__What is needed__: Reproduce each line exactly, including spacing and punctuation.

__Record extracts__:
--------------------------------------------------

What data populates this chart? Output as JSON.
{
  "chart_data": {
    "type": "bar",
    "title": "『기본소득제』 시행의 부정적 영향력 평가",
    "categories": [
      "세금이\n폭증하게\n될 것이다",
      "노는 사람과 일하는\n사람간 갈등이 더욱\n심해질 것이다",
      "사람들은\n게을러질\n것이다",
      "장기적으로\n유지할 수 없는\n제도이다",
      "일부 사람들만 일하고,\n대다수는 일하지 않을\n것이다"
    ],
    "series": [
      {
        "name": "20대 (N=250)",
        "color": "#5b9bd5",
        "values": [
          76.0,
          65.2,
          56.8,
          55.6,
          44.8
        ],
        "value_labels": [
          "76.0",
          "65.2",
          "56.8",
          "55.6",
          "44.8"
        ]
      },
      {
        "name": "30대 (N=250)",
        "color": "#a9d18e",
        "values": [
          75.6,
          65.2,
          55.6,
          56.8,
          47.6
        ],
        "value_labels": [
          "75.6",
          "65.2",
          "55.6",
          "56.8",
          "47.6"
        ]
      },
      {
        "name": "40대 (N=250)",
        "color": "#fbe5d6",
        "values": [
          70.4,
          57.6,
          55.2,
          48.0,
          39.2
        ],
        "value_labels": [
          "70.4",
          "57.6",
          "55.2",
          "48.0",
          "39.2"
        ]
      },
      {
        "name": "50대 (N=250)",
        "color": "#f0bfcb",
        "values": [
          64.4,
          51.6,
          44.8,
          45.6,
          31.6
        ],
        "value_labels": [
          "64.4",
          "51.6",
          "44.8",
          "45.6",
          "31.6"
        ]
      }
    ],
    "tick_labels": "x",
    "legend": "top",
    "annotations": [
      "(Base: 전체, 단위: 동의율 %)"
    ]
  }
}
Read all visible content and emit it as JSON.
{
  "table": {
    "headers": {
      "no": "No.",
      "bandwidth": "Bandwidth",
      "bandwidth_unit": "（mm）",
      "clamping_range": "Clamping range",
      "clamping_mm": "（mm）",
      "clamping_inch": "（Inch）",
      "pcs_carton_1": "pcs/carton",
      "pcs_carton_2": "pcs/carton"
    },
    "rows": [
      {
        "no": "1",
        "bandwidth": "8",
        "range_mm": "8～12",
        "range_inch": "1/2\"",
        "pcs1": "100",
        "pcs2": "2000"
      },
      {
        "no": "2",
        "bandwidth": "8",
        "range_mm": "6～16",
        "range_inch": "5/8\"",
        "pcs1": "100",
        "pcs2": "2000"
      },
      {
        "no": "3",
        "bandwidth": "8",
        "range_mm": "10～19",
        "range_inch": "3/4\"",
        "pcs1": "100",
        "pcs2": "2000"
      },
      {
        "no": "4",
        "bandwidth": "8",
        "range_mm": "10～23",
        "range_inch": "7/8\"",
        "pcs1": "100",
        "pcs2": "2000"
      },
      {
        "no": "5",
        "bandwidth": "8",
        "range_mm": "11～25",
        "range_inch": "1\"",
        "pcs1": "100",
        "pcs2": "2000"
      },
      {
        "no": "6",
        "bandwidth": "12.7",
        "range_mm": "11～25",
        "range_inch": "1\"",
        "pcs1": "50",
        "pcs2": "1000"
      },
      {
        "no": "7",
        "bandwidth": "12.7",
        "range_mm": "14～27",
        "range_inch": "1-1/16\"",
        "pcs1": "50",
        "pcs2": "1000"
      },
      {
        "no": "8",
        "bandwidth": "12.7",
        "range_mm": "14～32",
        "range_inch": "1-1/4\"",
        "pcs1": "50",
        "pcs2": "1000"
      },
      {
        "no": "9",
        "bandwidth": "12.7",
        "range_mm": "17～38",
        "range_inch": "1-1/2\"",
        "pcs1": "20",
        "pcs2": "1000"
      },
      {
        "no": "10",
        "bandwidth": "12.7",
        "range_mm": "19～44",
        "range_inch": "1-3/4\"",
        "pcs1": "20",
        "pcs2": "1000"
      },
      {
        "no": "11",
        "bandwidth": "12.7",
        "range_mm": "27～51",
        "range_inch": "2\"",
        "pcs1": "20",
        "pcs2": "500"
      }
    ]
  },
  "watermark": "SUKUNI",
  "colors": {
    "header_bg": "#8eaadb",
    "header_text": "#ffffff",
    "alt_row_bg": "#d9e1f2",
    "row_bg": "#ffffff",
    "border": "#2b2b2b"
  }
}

--------------------------------------------------

__Solution to the problem__:
What data populates this chart? Output as JSON.
{
  "chart_data": {
    "type": "bar",
    "title": "『기본소득제』 시행의 부정적 영향력 평가",
    "categories": [
      "세금이\n폭증하게\n될 것이다",
      "노는 사람과 일하는\n사람간 갈등이 더욱\n심해질 것이다",
      "사람들은\n게을러질\n것이다",
      "장기적으로\n유지할 수 없는\n제도이다",
      "일부 사람들만 일하고,\n대다수는 일하지 않을\n것이다"
    ],
    "series": [
      {
        "name": "20대 (N=250)",
        "color": "#5b9bd5",
        "values": [
          76.0,
          65.2,
          56.8,
          55.6,
          44.8
        ],
        "value_labels": [
          "76.0",
          "65.2",
          "56.8",
          "55.6",
          "44.8"
        ]
      },
      {
        "name": "30대 (N=250)",
        "color": "#a9d18e",
        "values": [
          75.6,
          65.2,
          55.6,
          56.8,
          47.6
        ],
        "value_labels": [
          "75.6",
          "65.2",
          "55.6",
          "56.8",
          "47.6"
        ]
      },
      {
        "name": "40대 (N=250)",
        "color": "#fbe5d6",
        "values": [
          70.4,
          57.6,
          55.2,
          48.0,
          39.2
        ],
        "value_labels": [
          "70.4",
          "57.6",
          "55.2",
          "48.0",
          "39.2"
        ]
      },
      {
        "name": "50대 (N=250)",
        "color": "#f0bfcb",
        "values": [
          64.4,
          51.6,
          44.8,
          45.6,
          31.6
        ],
        "value_labels": [
          "64.4",
          "51.6",
          "44.8",
          "45.6",
          "31.6"
        ]
      }
    ],
    "tick_labels": "x",
    "legend": "top",
    "annotations": [
      "(Base: 전체, 단위: 동의율 %)"
    ]
  }
}
Read all visible content and emit it as JSON.
{
  "table": {
    "headers": {
      "no": "No.",
      "bandwidth": "Bandwidth",
      "bandwidth_unit": "（mm）",
      "clamping_range": "Clamping range",
      "clamping_mm": "（mm）",
      "clamping_inch": "（Inch）",
      "pcs_carton_1": "pcs/carton",
      "pcs_carton_2": "pcs/carton"
    },
    "rows": [
      {
        "no": "1",
        "bandwidth": "8",
        "range_mm": "8～12",
        "range_inch": "1/2\"",
        "pcs1": "100",
        "pcs2": "2000"
      },
      {
        "no": "2",
        "bandwidth": "8",
        "range_mm": "6～16",
        "range_inch": "5/8\"",
        "pcs1": "100",
        "pcs2": "2000"
      },
      {
        "no": "3",
        "bandwidth": "8",
        "range_mm": "10～19",
        "range_inch": "3/4\"",
        "pcs1": "100",
        "pcs2": "2000"
      },
      {
        "no": "4",
        "bandwidth": "8",
        "range_mm": "10～23",
        "range_inch": "7/8\"",
        "pcs1": "100",
        "pcs2": "2000"
      },
      {
        "no": "5",
        "bandwidth": "8",
        "range_mm": "11～25",
        "range_inch": "1\"",
        "pcs1": "100",
        "pcs2": "2000"
      },
      {
        "no": "6",
        "bandwidth": "12.7",
        "range_mm": "11～25",
        "range_inch": "1\"",
        "pcs1": "50",
        "pcs2": "1000"
      },
      {
        "no": "7",
        "bandwidth": "12.7",
        "range_mm": "14～27",
        "range_inch": "1-1/16\"",
        "pcs1": "50",
        "pcs2": "1000"
      },
      {
        "no": "8",
        "bandwidth": "12.7",
        "range_mm": "14～32",
        "range_inch": "1-1/4\"",
        "pcs1": "50",
        "pcs2": "1000"
      },
      {
        "no": "9",
        "bandwidth": "12.7",
        "range_mm": "17～38",
        "range_inch": "1-1/2\"",
        "pcs1": "20",
        "pcs2": "1000"
      },
      {
        "no": "10",
        "bandwidth": "12.7",
        "range_mm": "19～44",
        "range_inch": "1-3/4\"",
        "pcs1": "20",
        "pcs2": "1000"
      },
      {
        "no": "11",
        "bandwidth": "12.7",
        "range_mm": "27～51",
        "range_inch": "2\"",
        "pcs1": "20",
        "pcs2": "500"
      }
    ]
  },
  "watermark": "SUKUNI",
  "colors": {
    "header_bg": "#8eaadb",
    "header_text": "#ffffff",
    "alt_row_bg": "#d9e1f2",
    "row_bg": "#ffffff",
    "border": "#2b2b2b"
  }
}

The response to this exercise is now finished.